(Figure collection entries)
▶
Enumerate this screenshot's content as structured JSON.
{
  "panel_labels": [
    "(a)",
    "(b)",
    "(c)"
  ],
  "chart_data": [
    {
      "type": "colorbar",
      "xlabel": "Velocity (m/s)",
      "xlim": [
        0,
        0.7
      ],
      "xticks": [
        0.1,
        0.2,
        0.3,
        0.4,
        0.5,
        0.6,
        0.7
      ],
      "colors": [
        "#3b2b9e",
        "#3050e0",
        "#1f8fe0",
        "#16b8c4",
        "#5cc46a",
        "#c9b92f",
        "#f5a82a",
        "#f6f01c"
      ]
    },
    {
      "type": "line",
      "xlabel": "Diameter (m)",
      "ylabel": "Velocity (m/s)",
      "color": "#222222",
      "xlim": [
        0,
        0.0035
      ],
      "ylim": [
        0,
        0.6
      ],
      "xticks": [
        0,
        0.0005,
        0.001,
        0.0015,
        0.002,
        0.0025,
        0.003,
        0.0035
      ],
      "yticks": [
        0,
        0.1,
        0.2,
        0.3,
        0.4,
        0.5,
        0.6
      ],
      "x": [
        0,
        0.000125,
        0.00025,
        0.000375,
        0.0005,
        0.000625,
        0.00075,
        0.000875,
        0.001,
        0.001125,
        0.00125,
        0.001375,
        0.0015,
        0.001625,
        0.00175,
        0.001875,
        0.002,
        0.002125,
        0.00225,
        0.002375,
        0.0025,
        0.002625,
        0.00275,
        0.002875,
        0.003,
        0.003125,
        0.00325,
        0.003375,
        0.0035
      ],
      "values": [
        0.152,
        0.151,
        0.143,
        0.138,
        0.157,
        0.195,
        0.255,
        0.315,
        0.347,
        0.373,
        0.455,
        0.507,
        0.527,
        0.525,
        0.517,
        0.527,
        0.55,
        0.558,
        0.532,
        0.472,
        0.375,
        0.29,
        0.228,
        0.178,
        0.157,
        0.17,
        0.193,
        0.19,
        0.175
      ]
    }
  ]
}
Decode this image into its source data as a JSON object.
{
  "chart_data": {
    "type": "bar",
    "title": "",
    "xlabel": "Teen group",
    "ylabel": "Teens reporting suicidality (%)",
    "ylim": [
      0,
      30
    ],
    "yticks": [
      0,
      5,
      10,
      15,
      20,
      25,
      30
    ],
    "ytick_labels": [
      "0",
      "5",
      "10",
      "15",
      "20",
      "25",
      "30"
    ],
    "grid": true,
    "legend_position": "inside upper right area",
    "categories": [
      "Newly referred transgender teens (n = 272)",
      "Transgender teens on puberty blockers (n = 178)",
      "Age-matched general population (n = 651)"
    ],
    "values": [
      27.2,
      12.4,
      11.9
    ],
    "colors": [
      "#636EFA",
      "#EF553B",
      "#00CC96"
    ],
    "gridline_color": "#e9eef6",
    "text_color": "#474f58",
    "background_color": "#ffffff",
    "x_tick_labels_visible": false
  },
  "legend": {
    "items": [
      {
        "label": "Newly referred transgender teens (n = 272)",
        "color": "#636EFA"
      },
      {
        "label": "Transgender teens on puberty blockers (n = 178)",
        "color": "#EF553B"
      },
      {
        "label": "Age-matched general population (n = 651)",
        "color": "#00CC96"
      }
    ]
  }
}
◀
▶ _Exercise description_
Search the lines above for the string "general" and copy each line that has it.

▶ _Task response_
      "Age-matched general population (n = 651)"
        "label": "Age-matched general population (n = 651)",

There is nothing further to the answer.